=== Text extract ===

Air quality implementation plans; approval and promulgation; various States: California,

[Federal Register: August 26, 2003 (Volume 68, Number 165)]

[Rules and Regulations]

[Page 51184-51185]

From the Federal Register Online via GPO Access [wais.access.gpo.gov]

[DOCID:fr26au03-11]

ENVIRONMENTAL PROTECTION AGENCY

40 CFR Part 52

[CA 279-0401a; FRL-7526-4]

Revisions to the California State Implementation Plan; Sacramento Metropolitan Air Quality Management District

AGENCY: Environmental Protection Agency (EPA).

ACTION: Direct final rule.

SUMMARY: EPA is taking direct final action to approve revisions to the Sacramento Metropolitan Air Quality Management District's portion of the California State Implementation Plan. These revisions concern a local fee rule that applies to major sources of volatile organic compound and nitrogen oxide emissions within the Sacramento Metropolitan ozone nonattainment area. We are approving a local rule that regulates these emission sources under the Clean Air Act as amended in 1990.

DATES: This rule is effective on October 27, 2003 without further notice, unless EPA receives adverse comments by September 25, 2003. If we receive such comment, we will publish a timely withdrawal in the Federal Register to notify the public that this rule will not take effect.

ADDRESSES: Mail comments to Andrew Steckel, Rulemaking Office Chief (AIR-4), U.S. Environmental Protection Agency, Region IX, 75 Hawthorne Street, San Francisco, CA 94105.

You can inspect copies of the submitted State Implementation Plan revisions and EPA's technical support document at our Region IX office during normal business hours. You may also see copies of the submitted revisions at the following locations:

Air and Radiation Docket and Information Center, U.S. Environmental Protection Agency, Room B-102, 1301 Constitution Avenue NW., (Mail Code 6102T), Washington, DC 20460. California Air Resources Board, Stationary Source Division, Rule Evaluation Section, 1001 ``I'' Street, Sacramento, CA 95814.

Sacramento Metropolitan Air Quality Management District, 777 12th Street, Third Floor, Sacramento, CA 95814.

A copy of the rule may also be available via the Internet at http://www.arb.ca.gov/drdb/drdbltxt.htm. Please be advised that this is not an EPA Web site and may not contain the same version of the rule that was submitted to EPA.

FOR FURTHER INFORMATION CONTACT: Mae Wang, EPA Region IX, (415) 947- 4124.

SUPPLEMENTARY INFORMATION: Throughout this document, ``we,'' ``us'' and ``our'' refer to EPA.

Table of Contents

  1. The State's Submittal

    1. What rule did the State submit?

    2. What is the purpose of the submitted rule?

    3. Why was this rule submitted? II. What action is EPA taking? III. Statutory and Executive Order Reviews

  2. The State's Submittal

    1. What Rule Did the State Submit?

      The Sacramento Metropolitan Air Quality Management District (SMAQMD) adopted Rule 307, Clean Air Act Fees, on September 26, 2002. This rule was submitted by the California Air Resources Board (CARB) on December 12, 2002, for incorporation into the California State Implementation Plan (SIP). On February 7, 2003, this rule submittal was found to meet the completeness criteria in 40 CFR part 51, appendix V, which must be met before formal EPA review. There are no previous versions of Rule 307 in the SIP, and no previous versions of this rule have been submitted.

===

> **Task instructions**: In the Federal Register notice above, on what date did the Sacramento Metropolitan Air Quality Management District adopt Rule 307, Clean Air Act Fees?

=== Data provided ===

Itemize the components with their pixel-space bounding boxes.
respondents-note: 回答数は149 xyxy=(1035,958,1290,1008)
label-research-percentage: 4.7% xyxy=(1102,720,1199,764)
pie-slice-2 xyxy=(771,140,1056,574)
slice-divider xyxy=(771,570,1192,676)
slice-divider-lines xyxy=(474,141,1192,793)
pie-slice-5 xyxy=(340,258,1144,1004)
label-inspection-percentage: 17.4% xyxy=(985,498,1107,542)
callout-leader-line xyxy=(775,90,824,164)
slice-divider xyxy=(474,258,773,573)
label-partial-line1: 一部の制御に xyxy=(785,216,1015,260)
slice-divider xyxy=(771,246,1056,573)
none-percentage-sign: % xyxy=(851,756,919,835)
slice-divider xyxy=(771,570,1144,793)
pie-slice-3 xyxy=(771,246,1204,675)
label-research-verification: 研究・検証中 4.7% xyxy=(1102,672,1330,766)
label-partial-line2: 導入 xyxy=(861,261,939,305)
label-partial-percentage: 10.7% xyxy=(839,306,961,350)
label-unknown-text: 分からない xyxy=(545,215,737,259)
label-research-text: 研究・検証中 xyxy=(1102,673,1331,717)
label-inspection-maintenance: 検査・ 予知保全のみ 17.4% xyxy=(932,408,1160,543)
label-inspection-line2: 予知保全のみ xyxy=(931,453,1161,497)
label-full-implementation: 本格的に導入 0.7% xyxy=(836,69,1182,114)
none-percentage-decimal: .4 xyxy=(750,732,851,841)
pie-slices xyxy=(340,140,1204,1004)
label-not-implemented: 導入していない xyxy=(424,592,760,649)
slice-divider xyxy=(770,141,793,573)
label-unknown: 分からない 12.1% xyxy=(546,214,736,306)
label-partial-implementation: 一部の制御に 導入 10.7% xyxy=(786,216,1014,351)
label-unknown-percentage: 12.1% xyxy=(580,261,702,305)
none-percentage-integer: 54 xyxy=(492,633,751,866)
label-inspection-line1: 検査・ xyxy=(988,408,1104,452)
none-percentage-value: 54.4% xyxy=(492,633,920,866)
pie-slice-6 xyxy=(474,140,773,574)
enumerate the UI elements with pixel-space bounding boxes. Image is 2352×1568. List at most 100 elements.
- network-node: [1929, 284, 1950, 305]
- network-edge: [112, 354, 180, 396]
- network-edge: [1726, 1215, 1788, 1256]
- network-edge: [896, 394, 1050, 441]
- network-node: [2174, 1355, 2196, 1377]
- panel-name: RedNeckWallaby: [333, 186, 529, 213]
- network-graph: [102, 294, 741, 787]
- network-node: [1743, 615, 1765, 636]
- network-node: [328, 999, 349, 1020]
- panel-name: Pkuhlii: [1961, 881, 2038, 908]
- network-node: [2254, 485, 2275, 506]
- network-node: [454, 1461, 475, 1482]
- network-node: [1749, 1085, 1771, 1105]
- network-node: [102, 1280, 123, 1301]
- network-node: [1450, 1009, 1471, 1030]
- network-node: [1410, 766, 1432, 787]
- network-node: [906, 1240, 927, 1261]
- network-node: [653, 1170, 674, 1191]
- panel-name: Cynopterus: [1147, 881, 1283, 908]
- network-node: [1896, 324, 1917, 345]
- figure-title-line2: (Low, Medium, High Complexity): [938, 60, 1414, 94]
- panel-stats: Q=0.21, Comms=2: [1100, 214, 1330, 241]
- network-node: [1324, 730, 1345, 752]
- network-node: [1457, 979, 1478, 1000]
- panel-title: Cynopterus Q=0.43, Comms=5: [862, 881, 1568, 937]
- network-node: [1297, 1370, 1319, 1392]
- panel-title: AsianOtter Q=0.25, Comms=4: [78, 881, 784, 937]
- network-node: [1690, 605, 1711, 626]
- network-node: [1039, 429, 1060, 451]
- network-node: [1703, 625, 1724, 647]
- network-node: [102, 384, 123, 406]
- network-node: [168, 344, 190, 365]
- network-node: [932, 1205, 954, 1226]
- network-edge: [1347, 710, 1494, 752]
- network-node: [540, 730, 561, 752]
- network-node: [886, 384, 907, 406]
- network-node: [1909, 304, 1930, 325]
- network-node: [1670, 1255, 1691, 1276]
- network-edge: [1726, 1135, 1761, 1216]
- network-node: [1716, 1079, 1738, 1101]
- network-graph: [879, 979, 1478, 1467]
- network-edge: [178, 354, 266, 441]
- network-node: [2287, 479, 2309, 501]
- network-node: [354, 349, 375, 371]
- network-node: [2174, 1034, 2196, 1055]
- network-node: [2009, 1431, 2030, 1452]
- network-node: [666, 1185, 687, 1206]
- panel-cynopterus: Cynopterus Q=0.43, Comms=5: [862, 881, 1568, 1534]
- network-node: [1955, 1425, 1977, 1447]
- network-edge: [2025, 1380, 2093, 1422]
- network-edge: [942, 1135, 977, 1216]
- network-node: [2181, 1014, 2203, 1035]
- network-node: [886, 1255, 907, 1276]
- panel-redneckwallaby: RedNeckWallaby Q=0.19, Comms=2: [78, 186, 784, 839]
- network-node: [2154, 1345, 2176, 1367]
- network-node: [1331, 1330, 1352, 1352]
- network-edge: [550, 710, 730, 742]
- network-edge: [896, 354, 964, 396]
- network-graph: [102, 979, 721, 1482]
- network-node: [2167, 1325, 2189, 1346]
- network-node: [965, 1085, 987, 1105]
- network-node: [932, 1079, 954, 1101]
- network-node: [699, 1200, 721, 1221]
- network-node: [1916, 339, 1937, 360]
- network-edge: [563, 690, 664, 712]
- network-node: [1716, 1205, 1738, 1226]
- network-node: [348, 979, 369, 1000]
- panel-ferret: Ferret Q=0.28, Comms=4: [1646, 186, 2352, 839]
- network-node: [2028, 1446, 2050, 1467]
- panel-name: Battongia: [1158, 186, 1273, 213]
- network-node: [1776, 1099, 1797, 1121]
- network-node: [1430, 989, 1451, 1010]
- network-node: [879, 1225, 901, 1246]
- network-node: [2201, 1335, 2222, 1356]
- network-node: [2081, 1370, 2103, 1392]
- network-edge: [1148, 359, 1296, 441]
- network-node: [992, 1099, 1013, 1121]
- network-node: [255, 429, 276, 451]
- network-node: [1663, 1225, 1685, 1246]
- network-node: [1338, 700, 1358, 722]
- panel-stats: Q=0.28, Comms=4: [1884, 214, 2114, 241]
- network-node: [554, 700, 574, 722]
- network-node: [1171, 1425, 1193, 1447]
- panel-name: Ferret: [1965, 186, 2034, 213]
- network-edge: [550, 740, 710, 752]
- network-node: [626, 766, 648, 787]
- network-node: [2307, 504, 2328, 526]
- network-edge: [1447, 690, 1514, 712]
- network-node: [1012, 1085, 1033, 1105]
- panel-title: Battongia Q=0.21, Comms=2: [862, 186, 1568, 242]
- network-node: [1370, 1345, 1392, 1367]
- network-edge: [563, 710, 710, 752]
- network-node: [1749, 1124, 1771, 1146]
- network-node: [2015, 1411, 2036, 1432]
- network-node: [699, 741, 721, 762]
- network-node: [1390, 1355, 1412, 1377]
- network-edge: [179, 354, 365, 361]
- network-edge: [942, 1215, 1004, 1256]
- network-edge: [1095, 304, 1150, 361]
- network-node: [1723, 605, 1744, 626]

===

> **Response to this task**: September 26, 2002